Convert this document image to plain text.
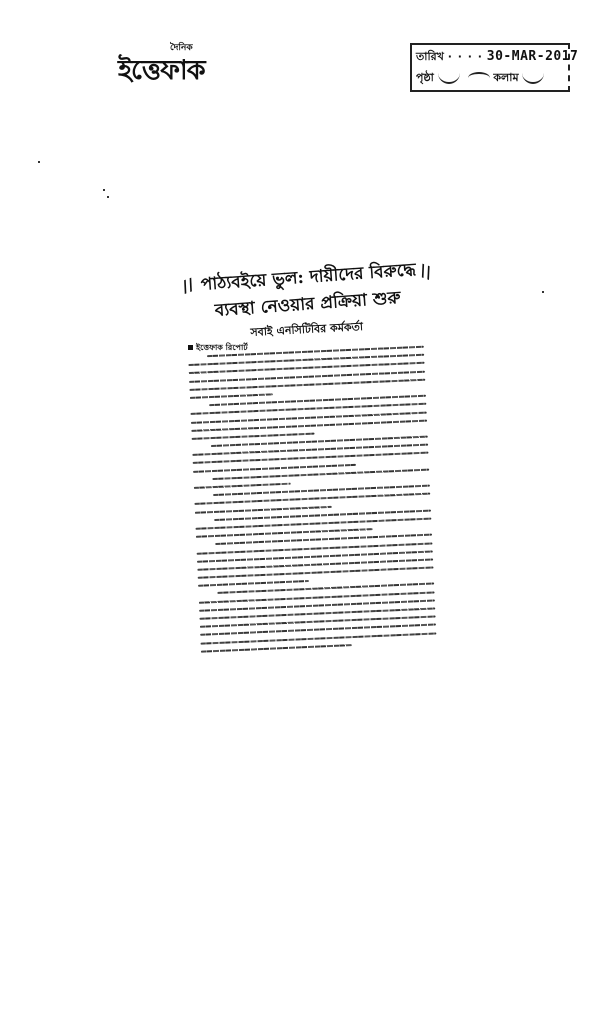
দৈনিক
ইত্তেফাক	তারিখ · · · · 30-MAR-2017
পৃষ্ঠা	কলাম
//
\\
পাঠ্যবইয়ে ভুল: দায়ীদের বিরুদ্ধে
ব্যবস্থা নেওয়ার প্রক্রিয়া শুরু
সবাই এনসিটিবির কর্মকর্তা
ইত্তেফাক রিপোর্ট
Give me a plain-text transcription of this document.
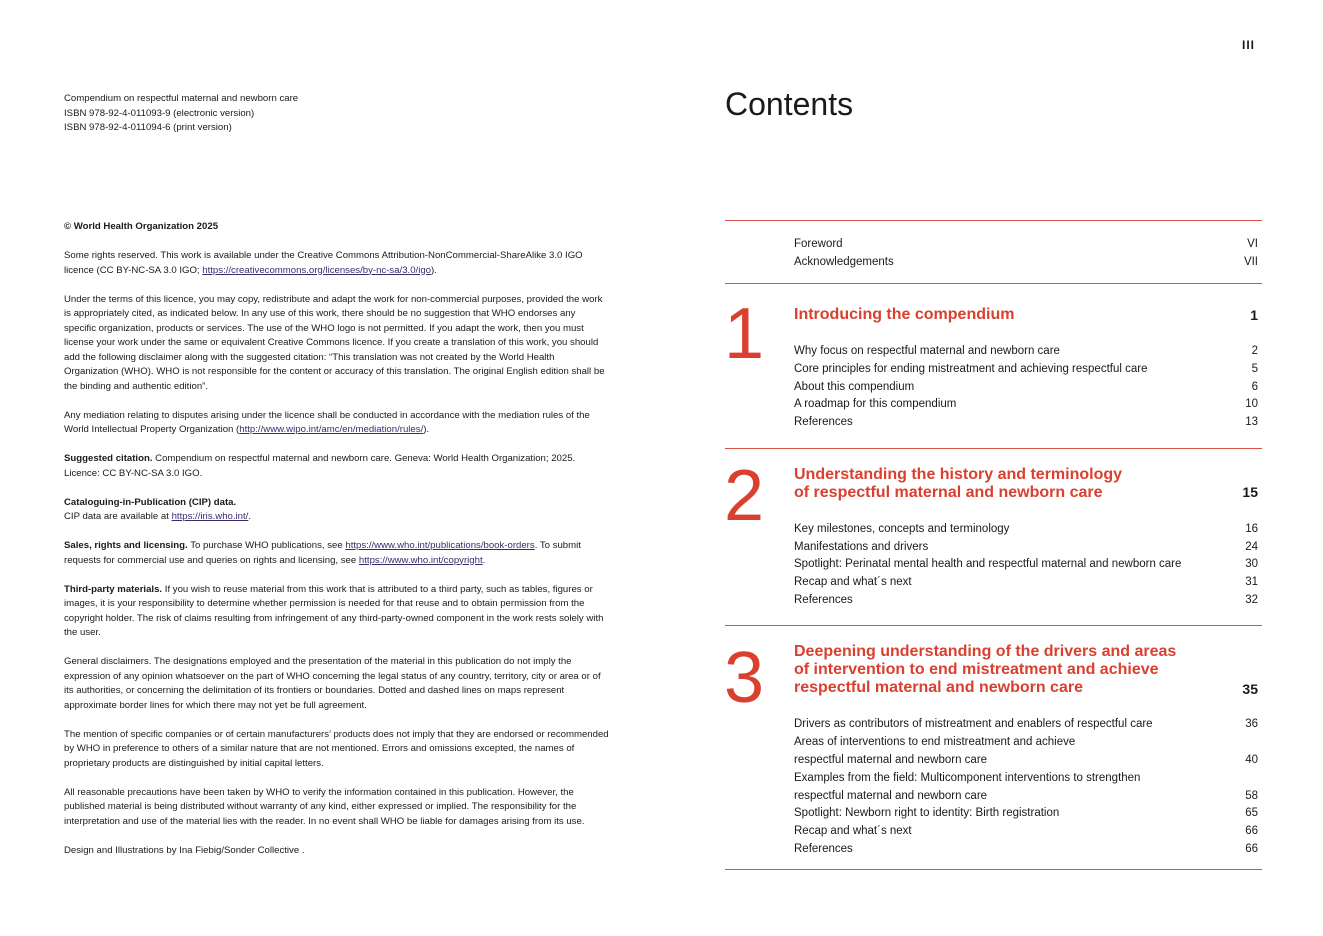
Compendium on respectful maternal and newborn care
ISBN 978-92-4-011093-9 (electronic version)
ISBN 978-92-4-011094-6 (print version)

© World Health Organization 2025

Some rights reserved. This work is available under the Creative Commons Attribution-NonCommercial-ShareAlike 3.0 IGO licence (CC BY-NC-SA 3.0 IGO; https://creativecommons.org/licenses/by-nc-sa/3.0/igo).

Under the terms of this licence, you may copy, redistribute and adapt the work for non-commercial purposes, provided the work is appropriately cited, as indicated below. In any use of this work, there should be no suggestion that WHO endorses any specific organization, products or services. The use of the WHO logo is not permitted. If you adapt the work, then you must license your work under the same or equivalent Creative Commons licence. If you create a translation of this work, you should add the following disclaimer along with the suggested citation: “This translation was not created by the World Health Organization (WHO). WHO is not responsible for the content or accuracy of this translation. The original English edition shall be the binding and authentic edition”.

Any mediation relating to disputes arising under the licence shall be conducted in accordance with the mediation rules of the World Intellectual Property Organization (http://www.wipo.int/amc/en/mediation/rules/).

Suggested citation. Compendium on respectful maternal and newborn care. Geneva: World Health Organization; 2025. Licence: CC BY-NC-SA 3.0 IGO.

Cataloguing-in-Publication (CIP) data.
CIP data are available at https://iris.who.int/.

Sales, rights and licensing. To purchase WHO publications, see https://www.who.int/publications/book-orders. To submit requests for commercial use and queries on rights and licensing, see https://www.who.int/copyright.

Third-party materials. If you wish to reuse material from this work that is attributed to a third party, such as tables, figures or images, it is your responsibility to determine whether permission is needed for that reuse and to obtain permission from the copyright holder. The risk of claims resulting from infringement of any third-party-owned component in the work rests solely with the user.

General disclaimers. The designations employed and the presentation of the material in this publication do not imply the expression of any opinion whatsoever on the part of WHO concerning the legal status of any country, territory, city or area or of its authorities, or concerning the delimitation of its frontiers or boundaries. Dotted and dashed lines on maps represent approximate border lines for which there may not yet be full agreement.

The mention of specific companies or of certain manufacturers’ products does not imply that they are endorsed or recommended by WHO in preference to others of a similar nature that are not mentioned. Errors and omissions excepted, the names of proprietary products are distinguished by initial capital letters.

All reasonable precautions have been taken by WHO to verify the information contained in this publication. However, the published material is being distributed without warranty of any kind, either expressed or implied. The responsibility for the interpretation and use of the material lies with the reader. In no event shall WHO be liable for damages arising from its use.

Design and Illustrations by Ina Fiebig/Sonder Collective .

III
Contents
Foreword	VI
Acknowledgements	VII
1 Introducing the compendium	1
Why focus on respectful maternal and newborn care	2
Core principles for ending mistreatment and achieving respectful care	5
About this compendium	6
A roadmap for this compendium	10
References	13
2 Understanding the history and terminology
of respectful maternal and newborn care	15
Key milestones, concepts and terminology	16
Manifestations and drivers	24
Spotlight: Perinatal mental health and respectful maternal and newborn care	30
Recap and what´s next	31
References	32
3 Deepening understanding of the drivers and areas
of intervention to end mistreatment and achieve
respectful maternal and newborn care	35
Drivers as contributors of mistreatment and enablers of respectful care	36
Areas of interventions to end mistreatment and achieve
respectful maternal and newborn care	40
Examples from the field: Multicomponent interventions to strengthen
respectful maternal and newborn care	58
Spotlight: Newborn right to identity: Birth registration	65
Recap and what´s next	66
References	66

------------------------------

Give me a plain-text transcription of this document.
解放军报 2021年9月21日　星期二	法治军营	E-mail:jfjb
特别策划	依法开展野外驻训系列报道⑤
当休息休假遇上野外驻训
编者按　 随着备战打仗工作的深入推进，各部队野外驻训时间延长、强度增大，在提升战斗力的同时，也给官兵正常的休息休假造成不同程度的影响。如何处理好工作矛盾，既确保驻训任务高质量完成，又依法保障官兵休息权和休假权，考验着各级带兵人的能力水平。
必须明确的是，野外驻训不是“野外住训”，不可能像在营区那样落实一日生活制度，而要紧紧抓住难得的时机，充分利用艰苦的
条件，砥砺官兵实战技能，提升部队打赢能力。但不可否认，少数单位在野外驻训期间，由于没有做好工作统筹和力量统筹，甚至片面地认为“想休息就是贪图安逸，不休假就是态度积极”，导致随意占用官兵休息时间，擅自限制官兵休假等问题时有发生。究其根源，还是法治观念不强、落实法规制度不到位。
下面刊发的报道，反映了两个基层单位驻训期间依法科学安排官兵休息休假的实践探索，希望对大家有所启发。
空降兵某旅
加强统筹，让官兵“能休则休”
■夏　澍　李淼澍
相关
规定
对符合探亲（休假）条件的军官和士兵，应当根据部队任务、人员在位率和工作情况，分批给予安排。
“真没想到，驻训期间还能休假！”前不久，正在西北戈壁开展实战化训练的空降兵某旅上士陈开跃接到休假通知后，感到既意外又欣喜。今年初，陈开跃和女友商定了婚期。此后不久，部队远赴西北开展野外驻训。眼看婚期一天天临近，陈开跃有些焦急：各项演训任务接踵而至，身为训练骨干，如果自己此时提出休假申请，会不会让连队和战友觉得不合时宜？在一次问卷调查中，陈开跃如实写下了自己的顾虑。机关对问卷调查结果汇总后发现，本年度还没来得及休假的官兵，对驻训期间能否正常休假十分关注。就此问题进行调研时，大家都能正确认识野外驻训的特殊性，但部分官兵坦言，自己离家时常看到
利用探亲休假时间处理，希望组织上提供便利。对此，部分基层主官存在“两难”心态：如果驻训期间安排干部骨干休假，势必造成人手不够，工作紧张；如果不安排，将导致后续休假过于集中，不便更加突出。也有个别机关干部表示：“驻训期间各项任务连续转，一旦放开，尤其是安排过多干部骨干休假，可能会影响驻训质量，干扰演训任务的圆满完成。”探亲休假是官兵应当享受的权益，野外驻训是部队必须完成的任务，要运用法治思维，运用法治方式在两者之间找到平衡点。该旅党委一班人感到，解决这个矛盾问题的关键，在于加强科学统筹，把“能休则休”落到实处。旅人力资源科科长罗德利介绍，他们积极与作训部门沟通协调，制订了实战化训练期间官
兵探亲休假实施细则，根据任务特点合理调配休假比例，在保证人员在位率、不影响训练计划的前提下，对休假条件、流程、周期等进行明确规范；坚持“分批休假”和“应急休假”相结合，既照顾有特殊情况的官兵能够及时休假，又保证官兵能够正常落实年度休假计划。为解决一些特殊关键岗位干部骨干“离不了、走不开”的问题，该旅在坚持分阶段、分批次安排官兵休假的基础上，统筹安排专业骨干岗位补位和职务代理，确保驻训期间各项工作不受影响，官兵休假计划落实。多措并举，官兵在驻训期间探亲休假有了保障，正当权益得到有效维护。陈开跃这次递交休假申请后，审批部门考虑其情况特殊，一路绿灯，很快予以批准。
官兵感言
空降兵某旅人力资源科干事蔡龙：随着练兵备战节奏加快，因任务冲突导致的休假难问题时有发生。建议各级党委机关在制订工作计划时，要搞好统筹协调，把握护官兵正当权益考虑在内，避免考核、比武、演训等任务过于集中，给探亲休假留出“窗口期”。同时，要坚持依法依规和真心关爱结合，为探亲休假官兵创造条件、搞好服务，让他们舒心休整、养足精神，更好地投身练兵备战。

------------------------------

=== GOAL ===
Copy each line above that contains the string "References".

=== EXERCISE ANSWER ===
References	13
References	32
References	66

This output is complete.